→ WORK INSTRUCTIONS
Please output only the lines that run from the line containing "Decode this image" through the end of the material below, exactly.

→ RECORD SET

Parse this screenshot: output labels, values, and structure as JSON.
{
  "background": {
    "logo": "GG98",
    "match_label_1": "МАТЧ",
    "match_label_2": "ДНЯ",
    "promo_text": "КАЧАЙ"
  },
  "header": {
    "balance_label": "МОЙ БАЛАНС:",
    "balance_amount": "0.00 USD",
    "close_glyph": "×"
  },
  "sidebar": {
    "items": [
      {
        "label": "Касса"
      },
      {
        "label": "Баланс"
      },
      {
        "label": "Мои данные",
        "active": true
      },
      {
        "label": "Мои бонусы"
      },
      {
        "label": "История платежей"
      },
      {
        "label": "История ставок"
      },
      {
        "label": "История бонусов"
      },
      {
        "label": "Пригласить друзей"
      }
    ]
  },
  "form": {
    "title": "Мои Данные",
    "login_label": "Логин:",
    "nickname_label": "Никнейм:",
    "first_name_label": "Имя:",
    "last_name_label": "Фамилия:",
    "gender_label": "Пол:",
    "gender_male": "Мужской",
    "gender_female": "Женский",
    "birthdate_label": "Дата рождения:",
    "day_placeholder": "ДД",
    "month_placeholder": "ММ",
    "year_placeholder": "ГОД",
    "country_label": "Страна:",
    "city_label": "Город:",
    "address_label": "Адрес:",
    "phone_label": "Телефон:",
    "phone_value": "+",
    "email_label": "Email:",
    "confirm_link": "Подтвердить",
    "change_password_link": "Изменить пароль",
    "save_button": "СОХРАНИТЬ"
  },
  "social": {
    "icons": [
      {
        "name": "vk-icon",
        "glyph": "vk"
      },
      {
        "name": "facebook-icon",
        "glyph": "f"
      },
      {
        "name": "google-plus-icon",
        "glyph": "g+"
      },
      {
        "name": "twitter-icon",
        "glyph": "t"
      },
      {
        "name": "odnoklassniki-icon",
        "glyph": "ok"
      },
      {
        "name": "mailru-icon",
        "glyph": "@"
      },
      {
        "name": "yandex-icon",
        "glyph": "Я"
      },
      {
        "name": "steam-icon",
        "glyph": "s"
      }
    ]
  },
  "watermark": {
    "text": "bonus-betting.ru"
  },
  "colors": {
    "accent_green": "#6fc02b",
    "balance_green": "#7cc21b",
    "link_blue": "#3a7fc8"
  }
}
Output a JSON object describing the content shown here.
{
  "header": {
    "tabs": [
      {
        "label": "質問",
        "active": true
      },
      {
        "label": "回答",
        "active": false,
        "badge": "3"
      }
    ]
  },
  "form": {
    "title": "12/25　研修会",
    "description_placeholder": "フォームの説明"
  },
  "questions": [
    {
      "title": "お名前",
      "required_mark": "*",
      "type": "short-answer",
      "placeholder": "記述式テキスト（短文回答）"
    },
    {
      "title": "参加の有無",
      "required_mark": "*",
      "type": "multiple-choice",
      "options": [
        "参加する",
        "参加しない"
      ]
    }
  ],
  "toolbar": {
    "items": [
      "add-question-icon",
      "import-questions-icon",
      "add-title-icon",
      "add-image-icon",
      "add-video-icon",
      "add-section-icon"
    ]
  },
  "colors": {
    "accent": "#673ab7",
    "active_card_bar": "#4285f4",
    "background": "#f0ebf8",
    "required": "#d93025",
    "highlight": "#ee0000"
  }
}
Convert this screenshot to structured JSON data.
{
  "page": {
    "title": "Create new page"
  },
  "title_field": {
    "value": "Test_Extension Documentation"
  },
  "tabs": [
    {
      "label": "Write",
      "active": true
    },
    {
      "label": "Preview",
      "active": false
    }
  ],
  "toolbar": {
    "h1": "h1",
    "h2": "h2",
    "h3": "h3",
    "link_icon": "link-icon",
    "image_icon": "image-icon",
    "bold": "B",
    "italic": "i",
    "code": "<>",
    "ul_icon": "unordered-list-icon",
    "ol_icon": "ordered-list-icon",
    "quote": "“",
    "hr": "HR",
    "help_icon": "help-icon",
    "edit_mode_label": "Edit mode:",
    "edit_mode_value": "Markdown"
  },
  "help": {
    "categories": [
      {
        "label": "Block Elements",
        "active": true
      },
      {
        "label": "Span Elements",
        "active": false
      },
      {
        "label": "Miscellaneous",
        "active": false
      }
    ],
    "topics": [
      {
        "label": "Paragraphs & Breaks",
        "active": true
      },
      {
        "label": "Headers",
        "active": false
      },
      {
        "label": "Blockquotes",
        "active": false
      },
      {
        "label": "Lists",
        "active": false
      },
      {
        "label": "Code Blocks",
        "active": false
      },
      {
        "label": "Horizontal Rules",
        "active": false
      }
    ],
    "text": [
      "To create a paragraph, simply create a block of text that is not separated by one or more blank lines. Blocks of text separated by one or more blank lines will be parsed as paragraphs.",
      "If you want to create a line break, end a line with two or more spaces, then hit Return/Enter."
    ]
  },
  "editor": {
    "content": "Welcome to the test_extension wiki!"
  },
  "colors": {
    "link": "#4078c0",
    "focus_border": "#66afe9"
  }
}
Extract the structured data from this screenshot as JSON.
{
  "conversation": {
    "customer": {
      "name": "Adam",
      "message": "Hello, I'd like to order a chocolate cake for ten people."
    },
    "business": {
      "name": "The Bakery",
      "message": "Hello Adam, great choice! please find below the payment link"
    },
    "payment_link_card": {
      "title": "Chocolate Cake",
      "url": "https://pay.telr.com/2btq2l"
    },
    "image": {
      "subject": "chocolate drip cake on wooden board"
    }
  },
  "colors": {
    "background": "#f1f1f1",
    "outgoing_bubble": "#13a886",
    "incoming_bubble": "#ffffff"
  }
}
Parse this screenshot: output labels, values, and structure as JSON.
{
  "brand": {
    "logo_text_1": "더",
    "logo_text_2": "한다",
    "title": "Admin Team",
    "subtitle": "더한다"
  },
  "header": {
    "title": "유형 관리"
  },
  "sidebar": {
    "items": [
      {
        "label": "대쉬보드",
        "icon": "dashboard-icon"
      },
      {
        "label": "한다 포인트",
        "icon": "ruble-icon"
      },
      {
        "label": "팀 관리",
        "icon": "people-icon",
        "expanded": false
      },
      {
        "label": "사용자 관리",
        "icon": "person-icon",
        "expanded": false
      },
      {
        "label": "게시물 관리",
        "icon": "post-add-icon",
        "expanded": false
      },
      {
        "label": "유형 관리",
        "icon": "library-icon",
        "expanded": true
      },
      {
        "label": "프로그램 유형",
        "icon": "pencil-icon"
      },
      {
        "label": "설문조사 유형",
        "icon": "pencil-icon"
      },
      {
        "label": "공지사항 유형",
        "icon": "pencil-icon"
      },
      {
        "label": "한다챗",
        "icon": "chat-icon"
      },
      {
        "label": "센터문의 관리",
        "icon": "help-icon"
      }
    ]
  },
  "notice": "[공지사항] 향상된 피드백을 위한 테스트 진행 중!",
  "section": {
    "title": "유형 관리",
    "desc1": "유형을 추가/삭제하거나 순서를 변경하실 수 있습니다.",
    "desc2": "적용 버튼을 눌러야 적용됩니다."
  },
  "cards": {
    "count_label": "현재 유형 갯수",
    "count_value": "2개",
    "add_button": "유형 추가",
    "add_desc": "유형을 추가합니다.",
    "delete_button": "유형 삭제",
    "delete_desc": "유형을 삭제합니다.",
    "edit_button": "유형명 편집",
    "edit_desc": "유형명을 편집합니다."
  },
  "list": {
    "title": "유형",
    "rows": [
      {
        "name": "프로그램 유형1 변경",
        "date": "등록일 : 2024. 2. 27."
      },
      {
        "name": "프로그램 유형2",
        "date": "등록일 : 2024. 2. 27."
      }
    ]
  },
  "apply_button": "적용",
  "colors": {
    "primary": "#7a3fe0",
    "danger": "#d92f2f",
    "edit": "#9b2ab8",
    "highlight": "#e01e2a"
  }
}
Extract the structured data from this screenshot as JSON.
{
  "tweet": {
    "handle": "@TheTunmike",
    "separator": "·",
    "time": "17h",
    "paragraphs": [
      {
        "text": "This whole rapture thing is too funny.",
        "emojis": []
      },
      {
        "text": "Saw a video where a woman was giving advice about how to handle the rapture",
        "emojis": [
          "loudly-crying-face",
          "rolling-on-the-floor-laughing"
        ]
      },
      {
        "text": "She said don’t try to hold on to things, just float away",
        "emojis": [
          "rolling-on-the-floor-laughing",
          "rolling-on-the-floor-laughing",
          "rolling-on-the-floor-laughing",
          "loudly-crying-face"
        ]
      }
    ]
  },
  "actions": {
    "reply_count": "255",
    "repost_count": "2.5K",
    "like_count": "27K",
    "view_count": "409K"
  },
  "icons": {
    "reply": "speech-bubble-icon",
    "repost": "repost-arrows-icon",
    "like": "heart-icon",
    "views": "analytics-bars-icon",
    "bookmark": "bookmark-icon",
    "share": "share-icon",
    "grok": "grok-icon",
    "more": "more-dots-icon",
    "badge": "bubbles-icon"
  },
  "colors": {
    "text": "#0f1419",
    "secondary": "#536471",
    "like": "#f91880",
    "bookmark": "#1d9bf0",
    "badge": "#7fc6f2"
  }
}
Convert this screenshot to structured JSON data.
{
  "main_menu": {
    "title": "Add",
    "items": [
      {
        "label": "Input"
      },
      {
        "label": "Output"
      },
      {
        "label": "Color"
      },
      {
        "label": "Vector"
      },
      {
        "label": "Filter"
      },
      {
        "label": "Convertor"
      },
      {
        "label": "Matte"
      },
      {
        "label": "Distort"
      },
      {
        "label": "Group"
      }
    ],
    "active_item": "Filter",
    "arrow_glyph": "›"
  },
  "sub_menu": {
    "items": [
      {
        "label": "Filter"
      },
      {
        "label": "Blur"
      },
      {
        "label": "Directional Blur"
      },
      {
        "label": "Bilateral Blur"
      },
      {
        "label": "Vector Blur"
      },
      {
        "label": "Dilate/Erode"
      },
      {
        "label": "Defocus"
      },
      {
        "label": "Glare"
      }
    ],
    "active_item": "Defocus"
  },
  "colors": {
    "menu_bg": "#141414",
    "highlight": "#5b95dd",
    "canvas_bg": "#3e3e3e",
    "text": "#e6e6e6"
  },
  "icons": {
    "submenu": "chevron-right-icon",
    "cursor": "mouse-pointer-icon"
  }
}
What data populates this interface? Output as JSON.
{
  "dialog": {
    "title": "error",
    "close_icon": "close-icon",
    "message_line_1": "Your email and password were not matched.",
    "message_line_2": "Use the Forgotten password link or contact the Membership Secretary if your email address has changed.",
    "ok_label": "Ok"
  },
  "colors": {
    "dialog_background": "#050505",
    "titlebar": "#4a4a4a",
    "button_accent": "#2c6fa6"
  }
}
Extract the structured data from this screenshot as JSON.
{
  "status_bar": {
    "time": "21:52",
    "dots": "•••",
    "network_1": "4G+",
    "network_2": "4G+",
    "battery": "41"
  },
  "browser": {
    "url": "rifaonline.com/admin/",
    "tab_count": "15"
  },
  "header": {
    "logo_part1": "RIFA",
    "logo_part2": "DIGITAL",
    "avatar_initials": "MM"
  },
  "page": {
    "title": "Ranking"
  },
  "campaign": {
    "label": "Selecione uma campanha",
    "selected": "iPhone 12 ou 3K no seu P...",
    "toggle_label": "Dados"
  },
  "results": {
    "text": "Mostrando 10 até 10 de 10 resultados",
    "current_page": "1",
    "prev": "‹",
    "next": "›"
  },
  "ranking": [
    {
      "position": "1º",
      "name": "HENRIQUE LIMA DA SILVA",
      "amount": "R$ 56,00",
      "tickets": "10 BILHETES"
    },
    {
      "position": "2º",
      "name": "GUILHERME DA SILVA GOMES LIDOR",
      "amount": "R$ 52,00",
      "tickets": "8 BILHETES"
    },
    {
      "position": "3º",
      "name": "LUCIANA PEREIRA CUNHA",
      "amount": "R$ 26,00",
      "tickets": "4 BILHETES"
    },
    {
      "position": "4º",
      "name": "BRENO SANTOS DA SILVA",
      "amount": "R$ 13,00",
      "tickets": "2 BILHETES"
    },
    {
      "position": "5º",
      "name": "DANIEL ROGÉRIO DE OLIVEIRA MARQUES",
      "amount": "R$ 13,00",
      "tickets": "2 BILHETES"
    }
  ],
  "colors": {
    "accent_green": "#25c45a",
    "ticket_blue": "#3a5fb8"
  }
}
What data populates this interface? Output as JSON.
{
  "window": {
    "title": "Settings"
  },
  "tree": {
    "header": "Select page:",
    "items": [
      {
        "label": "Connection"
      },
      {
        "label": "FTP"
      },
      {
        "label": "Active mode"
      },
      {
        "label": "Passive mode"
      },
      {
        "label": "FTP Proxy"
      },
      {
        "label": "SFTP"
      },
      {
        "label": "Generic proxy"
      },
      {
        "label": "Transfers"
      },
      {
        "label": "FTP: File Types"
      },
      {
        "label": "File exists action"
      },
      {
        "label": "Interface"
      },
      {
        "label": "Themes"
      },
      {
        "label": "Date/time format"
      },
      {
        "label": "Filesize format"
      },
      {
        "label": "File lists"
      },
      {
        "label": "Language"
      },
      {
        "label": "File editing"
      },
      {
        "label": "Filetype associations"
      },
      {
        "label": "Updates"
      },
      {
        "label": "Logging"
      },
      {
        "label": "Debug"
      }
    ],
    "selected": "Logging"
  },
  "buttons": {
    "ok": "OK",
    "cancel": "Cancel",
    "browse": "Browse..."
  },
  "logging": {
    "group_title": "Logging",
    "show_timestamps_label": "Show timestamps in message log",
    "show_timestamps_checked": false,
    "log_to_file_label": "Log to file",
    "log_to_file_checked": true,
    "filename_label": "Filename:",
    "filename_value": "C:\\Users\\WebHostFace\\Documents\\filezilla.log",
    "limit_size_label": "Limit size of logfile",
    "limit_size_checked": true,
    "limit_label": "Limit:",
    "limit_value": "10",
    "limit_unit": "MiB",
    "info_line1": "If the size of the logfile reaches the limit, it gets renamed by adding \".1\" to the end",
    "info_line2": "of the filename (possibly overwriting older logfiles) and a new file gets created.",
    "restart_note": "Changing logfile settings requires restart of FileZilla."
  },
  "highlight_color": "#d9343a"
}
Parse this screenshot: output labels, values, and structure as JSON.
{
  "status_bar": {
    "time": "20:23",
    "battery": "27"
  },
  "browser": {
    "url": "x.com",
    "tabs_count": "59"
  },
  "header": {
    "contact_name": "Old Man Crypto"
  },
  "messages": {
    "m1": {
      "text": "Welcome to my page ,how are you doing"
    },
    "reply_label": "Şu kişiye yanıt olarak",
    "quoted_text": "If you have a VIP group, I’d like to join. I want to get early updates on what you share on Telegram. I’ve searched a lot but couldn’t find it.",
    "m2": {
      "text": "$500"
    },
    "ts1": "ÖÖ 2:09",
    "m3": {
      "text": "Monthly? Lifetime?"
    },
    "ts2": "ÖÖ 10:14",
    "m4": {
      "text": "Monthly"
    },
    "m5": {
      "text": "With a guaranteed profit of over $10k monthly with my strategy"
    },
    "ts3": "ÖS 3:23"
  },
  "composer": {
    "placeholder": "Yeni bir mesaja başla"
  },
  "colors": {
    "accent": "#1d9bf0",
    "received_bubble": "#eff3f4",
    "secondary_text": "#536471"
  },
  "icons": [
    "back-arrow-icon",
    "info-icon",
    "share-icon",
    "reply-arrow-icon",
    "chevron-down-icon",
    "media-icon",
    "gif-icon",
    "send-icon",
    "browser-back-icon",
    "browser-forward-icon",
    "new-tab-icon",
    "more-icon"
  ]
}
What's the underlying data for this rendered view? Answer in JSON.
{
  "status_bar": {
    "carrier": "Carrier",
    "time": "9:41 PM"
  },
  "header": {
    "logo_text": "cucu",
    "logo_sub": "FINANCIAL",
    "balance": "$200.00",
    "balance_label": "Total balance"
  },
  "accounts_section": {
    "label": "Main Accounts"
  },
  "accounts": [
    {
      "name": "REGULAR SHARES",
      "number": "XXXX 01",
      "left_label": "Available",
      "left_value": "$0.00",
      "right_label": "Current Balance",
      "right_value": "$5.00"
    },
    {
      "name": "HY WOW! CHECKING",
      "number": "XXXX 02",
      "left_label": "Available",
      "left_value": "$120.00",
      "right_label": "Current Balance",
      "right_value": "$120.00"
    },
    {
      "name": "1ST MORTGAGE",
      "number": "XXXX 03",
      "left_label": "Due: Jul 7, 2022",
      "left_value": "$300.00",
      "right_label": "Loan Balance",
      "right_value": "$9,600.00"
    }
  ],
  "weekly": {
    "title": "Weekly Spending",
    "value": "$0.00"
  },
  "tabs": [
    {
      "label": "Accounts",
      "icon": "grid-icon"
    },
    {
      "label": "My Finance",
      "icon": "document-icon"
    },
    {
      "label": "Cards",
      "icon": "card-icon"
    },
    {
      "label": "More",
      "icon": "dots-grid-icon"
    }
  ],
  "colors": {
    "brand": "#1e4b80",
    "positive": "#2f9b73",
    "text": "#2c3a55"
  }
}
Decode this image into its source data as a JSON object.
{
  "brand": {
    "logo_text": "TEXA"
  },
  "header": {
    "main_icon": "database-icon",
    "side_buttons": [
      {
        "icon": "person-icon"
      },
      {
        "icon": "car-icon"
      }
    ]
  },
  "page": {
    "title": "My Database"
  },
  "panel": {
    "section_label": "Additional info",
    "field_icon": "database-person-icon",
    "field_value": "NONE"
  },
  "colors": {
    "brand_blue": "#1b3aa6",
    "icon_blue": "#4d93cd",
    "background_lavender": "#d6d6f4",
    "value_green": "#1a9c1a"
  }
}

→ RESULT
Decode this image into its source data as a JSON object.
{
  "brand": {
    "logo_text": "TEXA"
  },
  "header": {
    "main_icon": "database-icon",
    "side_buttons": [
      {
        "icon": "person-icon"
      },
      {
        "icon": "car-icon"
      }
    ]
  },
  "page": {
    "title": "My Database"
  },
  "panel": {
    "section_label": "Additional info",
    "field_icon": "database-person-icon",
    "field_value": "NONE"
  },
  "colors": {
    "brand_blue": "#1b3aa6",
    "icon_blue": "#4d93cd",
    "background_lavender": "#d6d6f4",
    "value_green": "#1a9c1a"
  }
}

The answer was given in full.